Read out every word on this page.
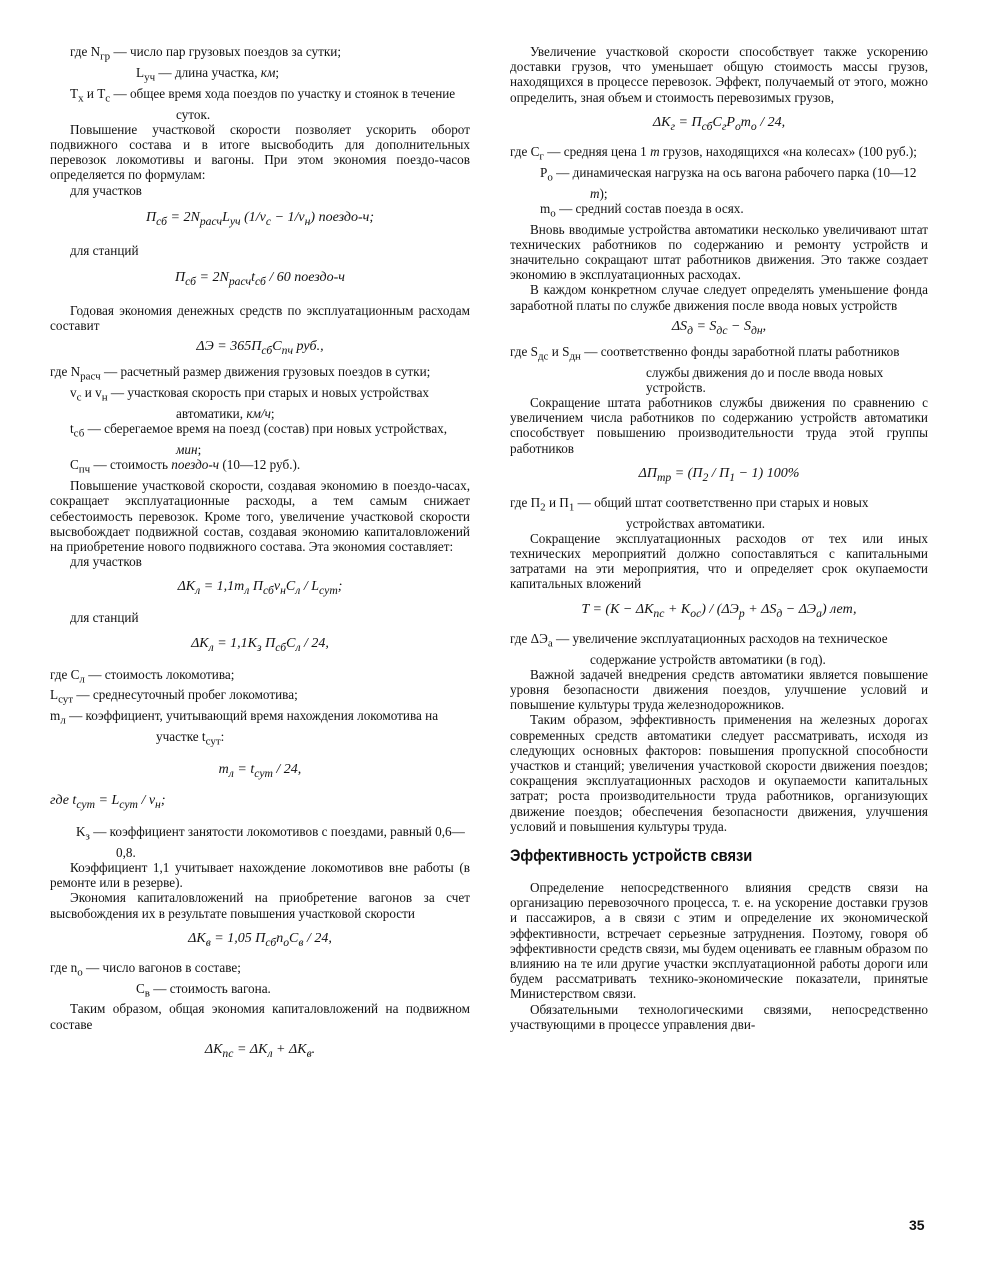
где $N_{гр}$ — число пар грузовых поездов за сутки;

$L_{уч}$ — длина участка, км;

$T_х$ и $T_с$ — общее время хода поездов по участку и стоянок в течение суток.

Повышение участковой скорости позволяет ускорить оборот подвижного состава и в итоге высвободить для дополнительных перевозок локомотивы и вагоны. При этом экономия поездо-часов определяется по формулам:

для участков

$П_{сб} = 2N_{расч}L_{уч}$ $(1/v_с - 1/v_н)$ поездо-ч;

для станций

$П_{сб} = 2N_{расч}t_{сб} / 60$ поездо-ч

Годовая экономия денежных средств по эксплуатационным расходам составит

$\Delta Э = 365П_{сб}С_{пч}$ руб.,

где $N_{расч}$ — расчетный размер движения грузовых поездов в сутки;

$v_с$ и $v_н$ — участковая скорость при старых и новых устройствах автоматики, км/ч;

$t_{сб}$ — сберегаемое время на поезд (состав) при новых устройствах, мин;

$С_{пч}$ — стоимость поездо-ч (10—12 руб.).

Повышение участковой скорости, создавая экономию в поездо-часах, сокращает эксплуатационные расходы, а тем самым снижает себестоимость перевозок. Кроме того, увеличение участковой скорости высвобождает подвижной состав, создавая экономию капиталовложений на приобретение нового подвижного состава. Эта экономия составляет:

для участков

$\Delta K_л = 1,1m_л$ $П_{сб}v_нС_л / L_{сут}$;

для станций

$\Delta K_л = 1,1K_з$ $П_{сб}С_л / 24$,

где $С_л$ — стоимость локомотива;

$L_{сут}$ — среднесуточный пробег локомотива;

$m_л$ — коэффициент, учитывающий время нахождения локомотива на участке $t_{сут}$:

$m_л = t_{сут} / 24$,
где $t_{сут} = L_{сут} / v_н$;

$K_з$ — коэффициент занятости локомотивов с поездами, равный 0,6—0,8.

Коэффициент 1,1 учитывает нахождение локомотивов вне работы (в ремонте или в резерве).

Экономия капиталовложений на приобретение вагонов за счет высвобождения их в результате повышения участковой скорости

$\Delta K_в = 1,05$ $П_{сб}n_оС_в / 24$,

где $n_о$ — число вагонов в составе;

$С_в$ — стоимость вагона.

Таким образом, общая экономия капиталовложений на подвижном составе

$\Delta K_{пс} = \Delta K_л + \Delta K_в$.

Увеличение участковой скорости способствует также ускорению доставки грузов, что уменьшает общую стоимость массы грузов, находящихся в процессе перевозок. Эффект, получаемый от этого, можно определить, зная объем и стоимость перевозимых грузов,

$\Delta K_г = П_{сб}С_гP_оm_о / 24$,

где $С_г$ — средняя цена 1 т грузов, находящихся «на колесах» (100 руб.);

$P_о$ — динамическая нагрузка на ось вагона рабочего парка (10—12 т);

$m_о$ — средний состав поезда в осях.

Вновь вводимые устройства автоматики несколько увеличивают штат технических работников по содержанию и ремонту устройств и значительно сокращают штат работников движения. Это также создает экономию в эксплуатационных расходах.

В каждом конкретном случае следует определять уменьшение фонда заработной платы по службе движения после ввода новых устройств

$\Delta S_д = S_{дс} - S_{дн}$,

где $S_{дс}$ и $S_{дн}$ — соответственно фонды заработной платы работников службы движения до и после ввода новых устройств.

Сокращение штата работников службы движения по сравнению с увеличением числа работников по содержанию устройств автоматики способствует повышению производительности труда этой группы работников

$\Delta П_{тр} = (П_2 / П_1 - 1)$ 100%

где $П_2$ и $П_1$ — общий штат соответственно при старых и новых устройствах автоматики.

Сокращение эксплуатационных расходов от тех или иных технических мероприятий должно сопоставляться с капитальными затратами на эти мероприятия, что и определяет срок окупаемости капитальных вложений

$T = (K - \Delta K_{пс} + K_{ос}) / (\Delta Э_р + \Delta S_д - \Delta Э_а)$ лет,

где $\Delta Э_а$ — увеличение эксплуатационных расходов на техническое содержание устройств автоматики (в год).

Важной задачей внедрения средств автоматики является повышение уровня безопасности движения поездов, улучшение условий и повышение культуры труда железнодорожников.

Таким образом, эффективность применения на железных дорогах современных средств автоматики следует рассматривать, исходя из следующих основных факторов: повышения пропускной способности участков и станций; увеличения участковой скорости движения поездов; сокращения эксплуатационных расходов и окупаемости капитальных затрат; роста производительности труда работников, организующих движение поездов; обеспечения безопасности движения, улучшения условий и повышения культуры труда.

Эффективность устройств связи

Определение непосредственного влияния средств связи на организацию перевозочного процесса, т. е. на ускорение доставки грузов и пассажиров, а в связи с этим и определение их экономической эффективности, встречает серьезные затруднения. Поэтому, говоря об эффективности средств связи, мы будем оценивать ее главным образом по влиянию на те или другие участки эксплуатационной работы дороги или будем рассматривать технико-экономические показатели, принятые Министерством связи.

Обязательными технологическими связями, непосредственно участвующими в процессе управления дви-

35
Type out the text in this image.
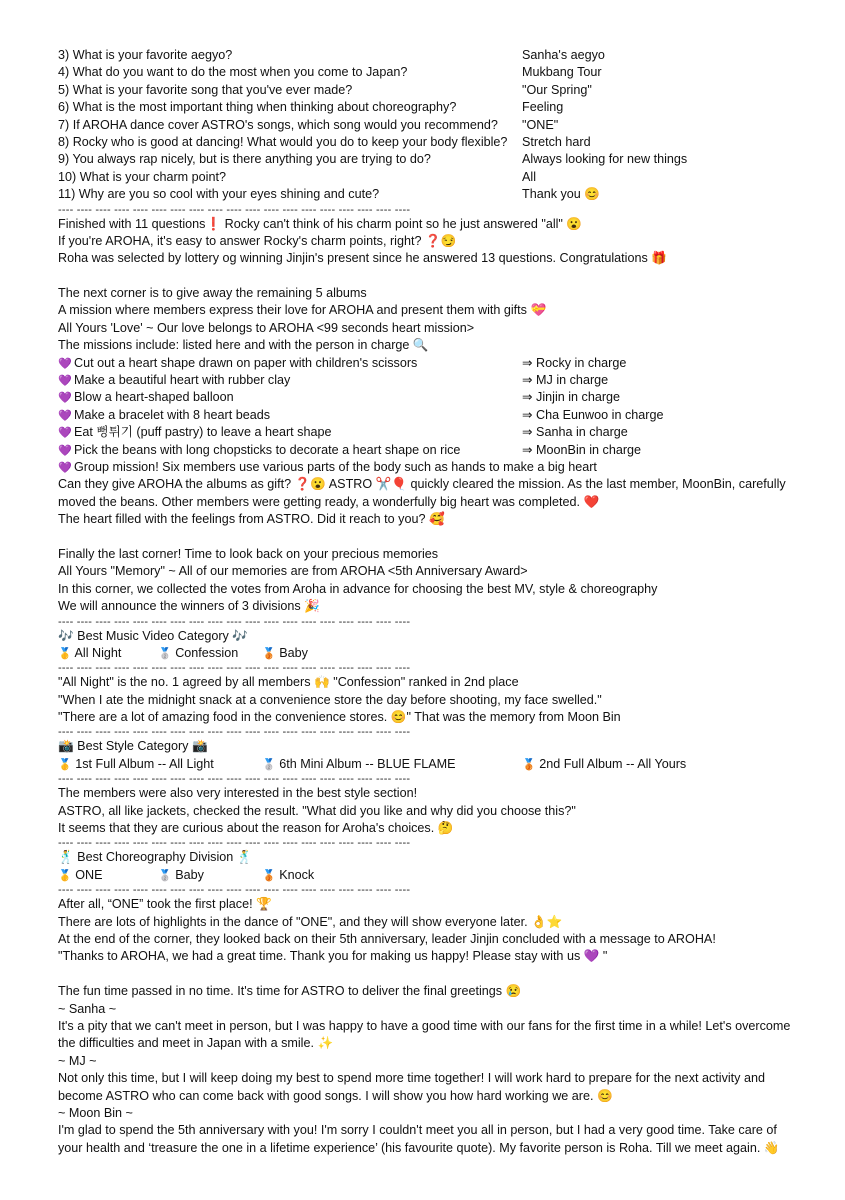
3) What is your favorite aegyo?	Sanha's aegyo
4) What do you want to do the most when you come to Japan?	Mukbang Tour
5) What is your favorite song that you've ever made?	"Our Spring"
6) What is the most important thing when thinking about choreography?	Feeling
7) If AROHA dance cover ASTRO's songs, which song would you recommend? "ONE"
8) Rocky who is good at dancing! What would you do to keep your body flexible? Stretch hard
9) You always rap nicely, but is there anything you are trying to do?	Always looking for new things
10) What is your charm point?	All
11) Why are you so cool with your eyes shining and cute?	Thank you 😊
---- ---- ---- ---- ---- ---- ---- ---- ---- ---- ---- ---- ---- ---- ---- ---- ---- ---- ----
Finished with 11 questions❗ Rocky can't think of his charm point so he just answered "all" 😮
If you're AROHA, it's easy to answer Rocky's charm points, right? ❓😏
Roha was selected by lottery og winning Jinjin's present since he answered 13 questions. Congratulations 🎁
The next corner is to give away the remaining 5 albums
A mission where members express their love for AROHA and present them with gifts 💝
All Yours 'Love' ~ Our love belongs to AROHA <99 seconds heart mission>
The missions include: listed here and with the person in charge 🔍
💜 Cut out a heart shape drawn on paper with children's scissors	⇒ Rocky in charge
💜 Make a beautiful heart with rubber clay	⇒ MJ in charge
💜 Blow a heart-shaped balloon	⇒ Jinjin in charge
💜 Make a bracelet with 8 heart beads	⇒ Cha Eunwoo in charge
💜 Eat 뻥튀기 (puff pastry) to leave a heart shape	⇒ Sanha in charge
💜 Pick the beans with long chopsticks to decorate a heart shape on rice	⇒ MoonBin in charge
💜 Group mission! Six members use various parts of the body such as hands to make a big heart
Can they give AROHA the albums as gift? ❓😮 ASTRO ✂️🎈 quickly cleared the mission. As the last member, MoonBin, carefully moved the beans. Other members were getting ready, a wonderfully big heart was completed. ❤️
The heart filled with the feelings from ASTRO. Did it reach to you? 🥰
Finally the last corner! Time to look back on your precious memories
All Yours "Memory" ~ All of our memories are from AROHA <5th Anniversary Award>
In this corner, we collected the votes from Aroha in advance for choosing the best MV, style & choreography
We will announce the winners of 3 divisions 🎉
---- ---- ---- ---- ---- ---- ---- ---- ---- ---- ---- ---- ---- ---- ---- ---- ---- ---- ----
🎶 Best Music Video Category 🎶
🥇 All Night	🥈 Confession 🥉 Baby
---- ---- ---- ---- ---- ---- ---- ---- ---- ---- ---- ---- ---- ---- ---- ---- ---- ---- ----
"All Night" is the no. 1 agreed by all members 🙌 "Confession" ranked in 2nd place
"When I ate the midnight snack at a convenience store the day before shooting, my face swelled."
"There are a lot of amazing food in the convenience stores. 😊" That was the memory from Moon Bin
---- ---- ---- ---- ---- ---- ---- ---- ---- ---- ---- ---- ---- ---- ---- ---- ---- ---- ----
📸 Best Style Category 📸
🥇 1st Full Album -- All Light	🥈 6th Mini Album -- BLUE FLAME	🥉 2nd Full Album -- All Yours
---- ---- ---- ---- ---- ---- ---- ---- ---- ---- ---- ---- ---- ---- ---- ---- ---- ---- ----
The members were also very interested in the best style section!
ASTRO, all like jackets, checked the result. "What did you like and why did you choose this?"
It seems that they are curious about the reason for Aroha's choices. 🤔
---- ---- ---- ---- ---- ---- ---- ---- ---- ---- ---- ---- ---- ---- ---- ---- ---- ---- ----
🕺 Best Choreography Division 🕺
🥇 ONE	🥈 Baby	🥉 Knock
---- ---- ---- ---- ---- ---- ---- ---- ---- ---- ---- ---- ---- ---- ---- ---- ---- ---- ----
After all, “ONE” took the first place! 🏆
There are lots of highlights in the dance of "ONE", and they will show everyone later. 👌⭐
At the end of the corner, they looked back on their 5th anniversary, leader Jinjin concluded with a message to AROHA!
"Thanks to AROHA, we had a great time. Thank you for making us happy! Please stay with us 💜 "
The fun time passed in no time. It's time for ASTRO to deliver the final greetings 😢
~ Sanha ~
It's a pity that we can't meet in person, but I was happy to have a good time with our fans for the first time in a while! Let's overcome the difficulties and meet in Japan with a smile. ✨
~ MJ ~
Not only this time, but I will keep doing my best to spend more time together! I will work hard to prepare for the next activity and become ASTRO who can come back with good songs. I will show you how hard working we are. 😊
~ Moon Bin ~
I'm glad to spend the 5th anniversary with you! I'm sorry I couldn't meet you all in person, but I had a very good time. Take care of your health and ‘treasure the one in a lifetime experience’ (his favourite quote). My favorite person is Roha. Till we meet again. 👋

=-=-=

**Work to be completed**
Return every line in the listing that contains the word "процессе".

**Answer to this task**
Увеличение участковой скорости способствует также ускорению доставки грузов, что уменьшает общую стоимость массы грузов, находящихся в процессе перевозок. Эффект, получаемый от этого, можно определить, зная объем и стоимость перевозимых грузов,
Обязательными технологическими связями, непосредственно участвующими в процессе управления дви-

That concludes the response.